■ **TASK INSTRUCTIONS**
Wherever the string "DEMO" appears, copy the whole line.

* start GIVEN DATA *

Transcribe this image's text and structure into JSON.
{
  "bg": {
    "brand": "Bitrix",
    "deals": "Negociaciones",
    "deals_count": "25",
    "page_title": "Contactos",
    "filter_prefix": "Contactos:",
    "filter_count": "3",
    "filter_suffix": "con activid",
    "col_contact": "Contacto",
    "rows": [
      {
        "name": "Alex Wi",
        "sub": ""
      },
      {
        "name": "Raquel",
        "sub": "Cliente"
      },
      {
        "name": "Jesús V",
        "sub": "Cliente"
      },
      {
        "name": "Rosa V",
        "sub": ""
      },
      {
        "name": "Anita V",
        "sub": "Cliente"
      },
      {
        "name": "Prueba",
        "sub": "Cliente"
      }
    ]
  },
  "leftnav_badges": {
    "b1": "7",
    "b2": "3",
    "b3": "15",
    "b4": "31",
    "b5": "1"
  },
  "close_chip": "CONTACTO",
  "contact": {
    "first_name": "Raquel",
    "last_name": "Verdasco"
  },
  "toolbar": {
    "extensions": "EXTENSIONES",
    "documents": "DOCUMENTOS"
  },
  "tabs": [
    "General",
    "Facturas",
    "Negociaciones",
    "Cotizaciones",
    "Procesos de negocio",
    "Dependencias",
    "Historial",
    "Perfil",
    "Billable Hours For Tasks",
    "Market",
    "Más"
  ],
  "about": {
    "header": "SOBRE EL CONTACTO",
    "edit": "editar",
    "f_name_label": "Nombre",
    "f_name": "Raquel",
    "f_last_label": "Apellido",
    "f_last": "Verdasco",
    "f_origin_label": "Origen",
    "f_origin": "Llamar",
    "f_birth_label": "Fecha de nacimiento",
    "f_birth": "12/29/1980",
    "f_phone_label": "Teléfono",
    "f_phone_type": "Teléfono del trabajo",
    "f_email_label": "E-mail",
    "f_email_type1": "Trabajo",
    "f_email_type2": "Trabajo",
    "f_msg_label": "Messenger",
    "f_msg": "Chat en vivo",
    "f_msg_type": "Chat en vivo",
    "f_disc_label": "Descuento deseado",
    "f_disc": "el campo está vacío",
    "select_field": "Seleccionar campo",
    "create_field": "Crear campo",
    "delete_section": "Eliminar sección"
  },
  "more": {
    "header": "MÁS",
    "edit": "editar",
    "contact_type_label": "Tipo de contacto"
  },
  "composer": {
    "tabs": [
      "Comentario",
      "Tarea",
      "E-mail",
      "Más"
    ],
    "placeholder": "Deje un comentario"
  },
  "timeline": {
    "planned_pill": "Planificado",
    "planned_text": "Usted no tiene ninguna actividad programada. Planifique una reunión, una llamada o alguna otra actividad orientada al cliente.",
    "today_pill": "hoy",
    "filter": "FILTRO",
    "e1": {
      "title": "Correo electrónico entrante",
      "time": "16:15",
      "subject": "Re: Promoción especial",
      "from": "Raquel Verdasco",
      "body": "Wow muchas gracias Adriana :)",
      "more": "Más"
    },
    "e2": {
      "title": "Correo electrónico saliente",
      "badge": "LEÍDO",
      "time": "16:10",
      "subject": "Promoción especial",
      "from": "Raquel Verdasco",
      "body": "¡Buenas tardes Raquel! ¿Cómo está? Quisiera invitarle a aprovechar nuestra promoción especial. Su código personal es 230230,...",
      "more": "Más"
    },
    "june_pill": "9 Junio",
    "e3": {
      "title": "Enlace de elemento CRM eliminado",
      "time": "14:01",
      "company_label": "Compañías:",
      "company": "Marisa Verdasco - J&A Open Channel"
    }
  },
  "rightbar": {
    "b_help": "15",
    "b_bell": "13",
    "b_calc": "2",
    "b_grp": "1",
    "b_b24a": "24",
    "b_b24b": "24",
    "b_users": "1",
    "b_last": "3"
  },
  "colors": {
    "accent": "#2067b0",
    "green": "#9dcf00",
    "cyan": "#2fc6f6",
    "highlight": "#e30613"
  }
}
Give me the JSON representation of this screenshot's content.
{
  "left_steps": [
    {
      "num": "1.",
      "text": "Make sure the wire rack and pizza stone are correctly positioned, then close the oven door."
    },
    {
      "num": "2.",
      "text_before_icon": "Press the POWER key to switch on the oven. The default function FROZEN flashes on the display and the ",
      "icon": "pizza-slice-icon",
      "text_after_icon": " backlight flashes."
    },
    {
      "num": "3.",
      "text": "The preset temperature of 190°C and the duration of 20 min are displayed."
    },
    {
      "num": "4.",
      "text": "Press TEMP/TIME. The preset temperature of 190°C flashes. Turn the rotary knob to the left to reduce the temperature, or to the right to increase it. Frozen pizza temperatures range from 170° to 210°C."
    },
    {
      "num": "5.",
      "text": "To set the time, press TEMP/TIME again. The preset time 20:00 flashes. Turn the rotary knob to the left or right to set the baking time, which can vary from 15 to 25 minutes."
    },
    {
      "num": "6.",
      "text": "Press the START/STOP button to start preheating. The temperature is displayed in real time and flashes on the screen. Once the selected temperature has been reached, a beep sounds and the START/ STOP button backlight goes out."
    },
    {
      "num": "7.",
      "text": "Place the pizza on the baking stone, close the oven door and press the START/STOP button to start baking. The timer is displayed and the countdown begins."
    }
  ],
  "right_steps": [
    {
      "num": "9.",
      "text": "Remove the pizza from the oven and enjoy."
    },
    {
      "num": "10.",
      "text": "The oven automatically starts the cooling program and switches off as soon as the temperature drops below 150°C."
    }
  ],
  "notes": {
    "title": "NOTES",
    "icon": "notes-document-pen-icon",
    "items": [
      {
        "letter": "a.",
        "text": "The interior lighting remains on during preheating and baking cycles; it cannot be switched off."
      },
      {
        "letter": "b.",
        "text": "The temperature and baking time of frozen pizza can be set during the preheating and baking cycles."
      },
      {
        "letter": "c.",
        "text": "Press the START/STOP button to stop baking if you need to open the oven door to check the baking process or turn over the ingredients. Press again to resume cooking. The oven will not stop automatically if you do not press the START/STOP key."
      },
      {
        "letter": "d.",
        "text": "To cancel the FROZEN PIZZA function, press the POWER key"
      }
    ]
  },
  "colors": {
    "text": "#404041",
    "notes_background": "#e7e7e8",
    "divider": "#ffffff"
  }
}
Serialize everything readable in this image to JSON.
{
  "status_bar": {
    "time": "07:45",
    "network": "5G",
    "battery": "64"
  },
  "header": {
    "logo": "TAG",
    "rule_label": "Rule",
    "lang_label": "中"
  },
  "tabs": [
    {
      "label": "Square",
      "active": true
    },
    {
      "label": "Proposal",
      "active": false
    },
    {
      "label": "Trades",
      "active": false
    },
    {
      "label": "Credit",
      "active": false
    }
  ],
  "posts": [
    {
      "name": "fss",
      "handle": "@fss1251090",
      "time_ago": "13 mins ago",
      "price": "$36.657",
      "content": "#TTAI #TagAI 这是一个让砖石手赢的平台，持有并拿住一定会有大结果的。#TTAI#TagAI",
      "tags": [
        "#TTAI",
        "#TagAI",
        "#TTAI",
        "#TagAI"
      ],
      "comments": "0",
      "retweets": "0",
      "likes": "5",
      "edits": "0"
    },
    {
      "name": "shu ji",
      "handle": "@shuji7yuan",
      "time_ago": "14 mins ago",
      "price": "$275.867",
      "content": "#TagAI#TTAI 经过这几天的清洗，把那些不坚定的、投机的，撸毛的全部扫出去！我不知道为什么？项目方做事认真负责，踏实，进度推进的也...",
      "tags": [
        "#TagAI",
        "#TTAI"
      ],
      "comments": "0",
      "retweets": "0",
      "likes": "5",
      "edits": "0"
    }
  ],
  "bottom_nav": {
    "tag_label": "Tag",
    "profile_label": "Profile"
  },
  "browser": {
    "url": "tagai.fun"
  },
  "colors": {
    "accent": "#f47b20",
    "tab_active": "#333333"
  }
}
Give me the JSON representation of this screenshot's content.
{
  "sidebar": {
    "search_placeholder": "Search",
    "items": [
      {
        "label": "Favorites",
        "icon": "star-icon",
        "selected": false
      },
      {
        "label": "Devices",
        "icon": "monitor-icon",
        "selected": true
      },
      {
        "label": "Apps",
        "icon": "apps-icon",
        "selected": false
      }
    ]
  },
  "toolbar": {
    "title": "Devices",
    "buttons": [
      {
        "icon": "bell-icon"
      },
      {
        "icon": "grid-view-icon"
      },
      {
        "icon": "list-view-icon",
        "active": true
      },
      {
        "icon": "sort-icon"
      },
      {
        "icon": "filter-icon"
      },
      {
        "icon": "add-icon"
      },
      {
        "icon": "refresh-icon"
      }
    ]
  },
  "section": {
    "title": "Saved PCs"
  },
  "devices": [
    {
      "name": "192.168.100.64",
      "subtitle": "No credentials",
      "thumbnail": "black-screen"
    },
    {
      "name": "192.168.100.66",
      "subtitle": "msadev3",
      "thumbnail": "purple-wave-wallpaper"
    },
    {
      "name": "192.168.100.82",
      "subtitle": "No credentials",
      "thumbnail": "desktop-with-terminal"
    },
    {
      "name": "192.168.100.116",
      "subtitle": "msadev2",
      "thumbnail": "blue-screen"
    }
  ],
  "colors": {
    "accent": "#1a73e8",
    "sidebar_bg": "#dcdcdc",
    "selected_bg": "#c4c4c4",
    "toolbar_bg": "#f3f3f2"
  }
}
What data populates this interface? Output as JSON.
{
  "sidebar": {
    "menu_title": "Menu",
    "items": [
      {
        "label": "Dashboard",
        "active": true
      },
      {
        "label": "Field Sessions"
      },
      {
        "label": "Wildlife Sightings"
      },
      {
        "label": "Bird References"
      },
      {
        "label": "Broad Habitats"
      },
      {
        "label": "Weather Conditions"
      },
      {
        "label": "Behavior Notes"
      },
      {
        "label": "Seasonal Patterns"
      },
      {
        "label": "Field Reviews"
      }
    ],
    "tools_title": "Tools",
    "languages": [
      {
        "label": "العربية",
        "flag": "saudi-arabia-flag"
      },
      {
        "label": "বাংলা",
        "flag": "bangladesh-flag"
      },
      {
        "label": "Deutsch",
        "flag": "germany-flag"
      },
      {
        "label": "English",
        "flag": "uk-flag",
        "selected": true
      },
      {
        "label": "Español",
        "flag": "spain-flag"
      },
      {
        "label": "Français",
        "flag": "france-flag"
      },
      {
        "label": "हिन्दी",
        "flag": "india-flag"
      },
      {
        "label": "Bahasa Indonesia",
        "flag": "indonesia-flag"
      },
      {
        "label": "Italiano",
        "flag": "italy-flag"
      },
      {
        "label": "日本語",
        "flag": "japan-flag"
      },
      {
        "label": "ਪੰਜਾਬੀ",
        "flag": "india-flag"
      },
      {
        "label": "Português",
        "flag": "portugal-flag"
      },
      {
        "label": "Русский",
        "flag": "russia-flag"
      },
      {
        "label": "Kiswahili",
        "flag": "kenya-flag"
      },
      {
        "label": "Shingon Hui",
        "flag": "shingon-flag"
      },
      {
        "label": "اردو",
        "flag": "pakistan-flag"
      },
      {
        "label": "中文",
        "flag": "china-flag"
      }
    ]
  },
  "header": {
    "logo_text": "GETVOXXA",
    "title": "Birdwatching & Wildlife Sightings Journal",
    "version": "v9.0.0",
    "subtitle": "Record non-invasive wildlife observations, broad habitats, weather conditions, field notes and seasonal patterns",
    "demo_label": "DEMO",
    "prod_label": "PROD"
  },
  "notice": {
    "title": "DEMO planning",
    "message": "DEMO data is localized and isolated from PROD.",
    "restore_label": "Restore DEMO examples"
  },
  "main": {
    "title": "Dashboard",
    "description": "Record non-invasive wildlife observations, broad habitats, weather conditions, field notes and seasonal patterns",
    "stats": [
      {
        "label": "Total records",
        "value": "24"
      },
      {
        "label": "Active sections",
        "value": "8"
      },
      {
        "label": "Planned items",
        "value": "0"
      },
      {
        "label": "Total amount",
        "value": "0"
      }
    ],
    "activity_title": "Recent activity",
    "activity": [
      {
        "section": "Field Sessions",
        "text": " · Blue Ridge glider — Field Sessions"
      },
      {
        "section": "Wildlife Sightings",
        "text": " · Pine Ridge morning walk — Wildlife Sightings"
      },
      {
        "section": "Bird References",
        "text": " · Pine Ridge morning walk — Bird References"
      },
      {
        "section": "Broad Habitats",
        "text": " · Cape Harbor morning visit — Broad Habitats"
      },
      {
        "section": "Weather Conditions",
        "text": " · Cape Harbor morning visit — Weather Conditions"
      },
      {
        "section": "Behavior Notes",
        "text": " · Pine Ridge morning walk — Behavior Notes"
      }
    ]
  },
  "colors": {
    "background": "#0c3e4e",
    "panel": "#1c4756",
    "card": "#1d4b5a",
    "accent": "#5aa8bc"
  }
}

* end GIVEN DATA *

■ **RESPONSE**
    "demo_label": "DEMO",
    "title": "DEMO planning",
    "message": "DEMO data is localized and isolated from PROD.",
    "restore_label": "Restore DEMO examples"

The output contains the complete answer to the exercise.